Stored records:
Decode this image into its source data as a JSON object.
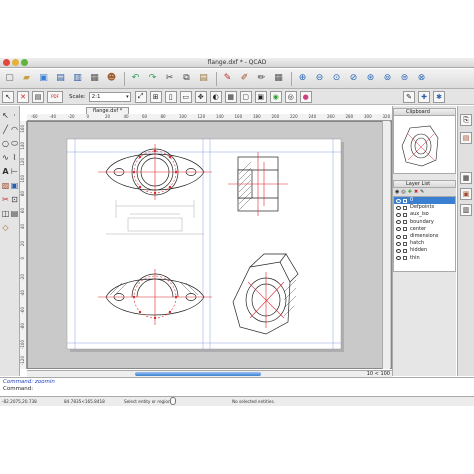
{
  "window": {
    "title": "flange.dxf * - QCAD",
    "tab_title": "flange.dxf *"
  },
  "toolbar": {
    "scale_label": "Scale:",
    "scale_value": "2:1",
    "pdf_label": "PDF"
  },
  "ruler": {
    "h_ticks": [
      "-60",
      "-40",
      "-20",
      "0",
      "20",
      "40",
      "60",
      "80",
      "100",
      "120",
      "140",
      "160",
      "180",
      "200",
      "220",
      "240",
      "260",
      "280",
      "300",
      "320"
    ],
    "v_ticks": [
      "160",
      "140",
      "120",
      "100",
      "80",
      "60",
      "40",
      "20",
      "0",
      "-20",
      "-40",
      "-60",
      "-80",
      "-100",
      "-120"
    ]
  },
  "scroll": {
    "zoom_readout": "10 < 100"
  },
  "clipboard": {
    "title": "Clipboard"
  },
  "layers": {
    "title": "Layer List",
    "items": [
      {
        "name": "0",
        "selected": true
      },
      {
        "name": "Defpoints",
        "selected": false
      },
      {
        "name": "aux_iso",
        "selected": false
      },
      {
        "name": "boundary",
        "selected": false
      },
      {
        "name": "center",
        "selected": false
      },
      {
        "name": "dimensions",
        "selected": false
      },
      {
        "name": "hatch",
        "selected": false
      },
      {
        "name": "hidden",
        "selected": false
      },
      {
        "name": "thin",
        "selected": false
      }
    ]
  },
  "command": {
    "history": "Command: zoomin",
    "prompt": "Command:"
  },
  "status": {
    "abs_coord": "-82.2075,20.738",
    "rel_coord": "84.7835<165.8418",
    "hint": "Select entity or region",
    "selection": "No selected entities."
  },
  "colors": {
    "accent": "#3b7fd1",
    "red_line": "#e0262b",
    "layer_selected": "#3b7fd1",
    "command_blue": "#1f3fbf"
  },
  "icons": {
    "window_icon": "qcad-drawing-icon",
    "new": "new-file-icon",
    "open": "open-folder-icon",
    "save": "save-disk-icon",
    "undo": "undo-arrow-icon",
    "redo": "redo-arrow-icon",
    "zoom": "zoom-magnifier-icon"
  }
}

• **Work required**
Reproduce the whole listing exactly, but not the images in it.

• **Exercise answer**
Decode this image into its source data as a JSON object.
{
  "window": {
    "title": "flange.dxf * - QCAD",
    "tab_title": "flange.dxf *"
  },
  "toolbar": {
    "scale_label": "Scale:",
    "scale_value": "2:1",
    "pdf_label": "PDF"
  },
  "ruler": {
    "h_ticks": [
      "-60",
      "-40",
      "-20",
      "0",
      "20",
      "40",
      "60",
      "80",
      "100",
      "120",
      "140",
      "160",
      "180",
      "200",
      "220",
      "240",
      "260",
      "280",
      "300",
      "320"
    ],
    "v_ticks": [
      "160",
      "140",
      "120",
      "100",
      "80",
      "60",
      "40",
      "20",
      "0",
      "-20",
      "-40",
      "-60",
      "-80",
      "-100",
      "-120"
    ]
  },
  "scroll": {
    "zoom_readout": "10 < 100"
  },
  "clipboard": {
    "title": "Clipboard"
  },
  "layers": {
    "title": "Layer List",
    "items": [
      {
        "name": "0",
        "selected": true
      },
      {
        "name": "Defpoints",
        "selected": false
      },
      {
        "name": "aux_iso",
        "selected": false
      },
      {
        "name": "boundary",
        "selected": false
      },
      {
        "name": "center",
        "selected": false
      },
      {
        "name": "dimensions",
        "selected": false
      },
      {
        "name": "hatch",
        "selected": false
      },
      {
        "name": "hidden",
        "selected": false
      },
      {
        "name": "thin",
        "selected": false
      }
    ]
  },
  "command": {
    "history": "Command: zoomin",
    "prompt": "Command:"
  },
  "status": {
    "abs_coord": "-82.2075,20.738",
    "rel_coord": "84.7835<165.8418",
    "hint": "Select entity or region",
    "selection": "No selected entities."
  },
  "colors": {
    "accent": "#3b7fd1",
    "red_line": "#e0262b",
    "layer_selected": "#3b7fd1",
    "command_blue": "#1f3fbf"
  },
  "icons": {
    "window_icon": "qcad-drawing-icon",
    "new": "new-file-icon",
    "open": "open-folder-icon",
    "save": "save-disk-icon",
    "undo": "undo-arrow-icon",
    "redo": "redo-arrow-icon",
    "zoom": "zoom-magnifier-icon"
  }
}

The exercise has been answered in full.